**Work to be completed:**
Gather the lines from the material that contain "title".

(Records from a collection of figures)

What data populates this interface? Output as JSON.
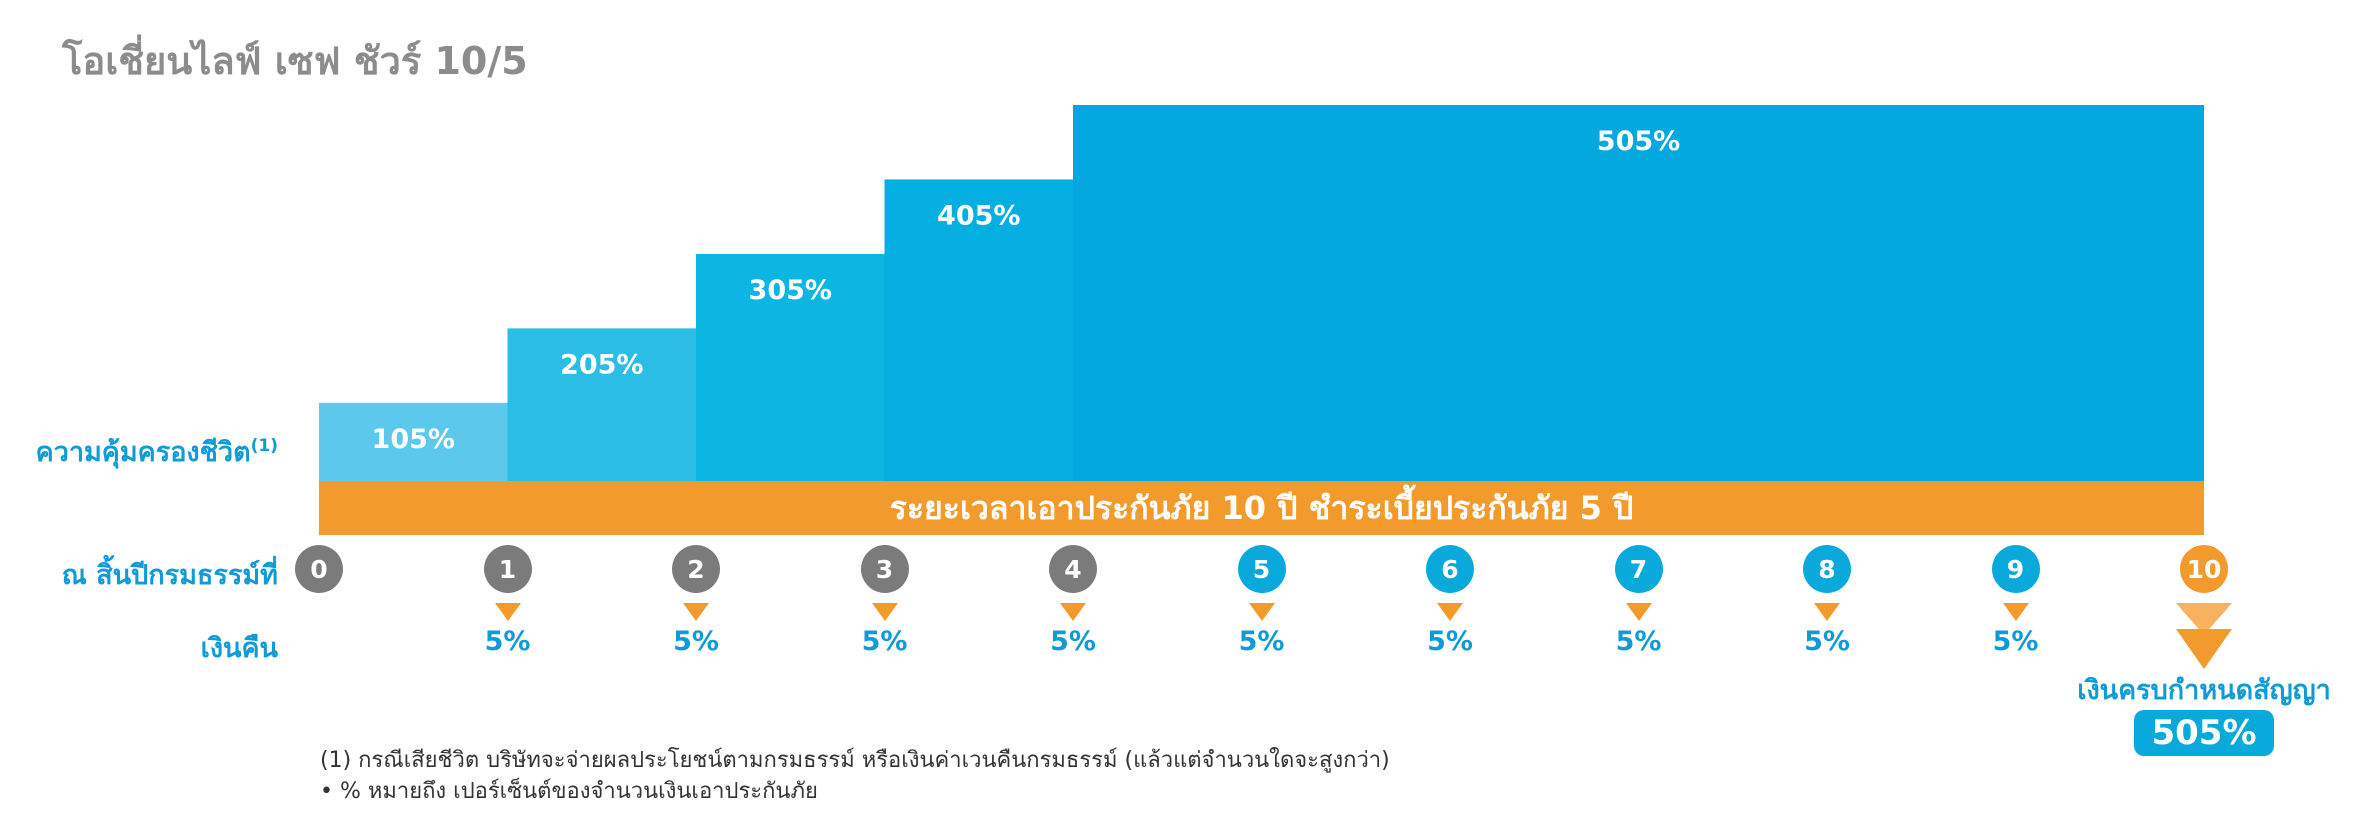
{
  "title": "โอเชี่ยนไลฟ์ เซฟ ชัวร์ 10/5",
  "colors": {
    "step_colors": [
      "#5bc8ec",
      "#2bbde6",
      "#0cb6e2",
      "#05aee0",
      "#03a9de"
    ],
    "band": "#f39a2c",
    "label_blue": "#0f9bd7",
    "circle_gray": "#7b7b7b",
    "circle_blue": "#0aa9dc",
    "circle_orange": "#f39a2c"
  },
  "chart_data": {
    "type": "bar",
    "title": "ความคุ้มครองชีวิต",
    "categories": [
      "0",
      "1",
      "2",
      "3",
      "4",
      "10"
    ],
    "values": [
      105,
      205,
      305,
      405,
      505
    ],
    "step_spans": [
      [
        0,
        1
      ],
      [
        1,
        2
      ],
      [
        2,
        3
      ],
      [
        3,
        4
      ],
      [
        4,
        10
      ]
    ],
    "labels": [
      "105%",
      "205%",
      "305%",
      "405%",
      "505%"
    ],
    "ylim": [
      0,
      505
    ]
  },
  "labels": {
    "coverage": "ความคุ้มครองชีวิต",
    "coverage_note": "(1)",
    "year_end": "ณ สิ้นปีกรมธรรม์ที่",
    "refund": "เงินคืน"
  },
  "band_text": "ระยะเวลาเอาประกันภัย 10 ปี ชำระเบี้ยประกันภัย 5 ปี",
  "years": [
    {
      "label": "0",
      "type": "gray"
    },
    {
      "label": "1",
      "type": "gray"
    },
    {
      "label": "2",
      "type": "gray"
    },
    {
      "label": "3",
      "type": "gray"
    },
    {
      "label": "4",
      "type": "gray"
    },
    {
      "label": "5",
      "type": "blue"
    },
    {
      "label": "6",
      "type": "blue"
    },
    {
      "label": "7",
      "type": "blue"
    },
    {
      "label": "8",
      "type": "blue"
    },
    {
      "label": "9",
      "type": "blue"
    },
    {
      "label": "10",
      "type": "orange"
    }
  ],
  "refunds": [
    {
      "year": "1",
      "text": "5%"
    },
    {
      "year": "2",
      "text": "5%"
    },
    {
      "year": "3",
      "text": "5%"
    },
    {
      "year": "4",
      "text": "5%"
    },
    {
      "year": "5",
      "text": "5%"
    },
    {
      "year": "6",
      "text": "5%"
    },
    {
      "year": "7",
      "text": "5%"
    },
    {
      "year": "8",
      "text": "5%"
    },
    {
      "year": "9",
      "text": "5%"
    }
  ],
  "maturity": {
    "label": "เงินครบกำหนดสัญญา",
    "value": "505%"
  },
  "notes": {
    "line1": "(1)  กรณีเสียชีวิต บริษัทจะจ่ายผลประโยชน์ตามกรมธรรม์ หรือเงินค่าเวนคืนกรมธรรม์ (แล้วแต่จำนวนใดจะสูงกว่า)",
    "line2": "• % หมายถึง เปอร์เซ็นต์ของจำนวนเงินเอาประกันภัย"
  }
}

**Answer below:**
  "title": "โอเชี่ยนไลฟ์ เซฟ ชัวร์ 10/5",
    "title": "ความคุ้มครองชีวิต",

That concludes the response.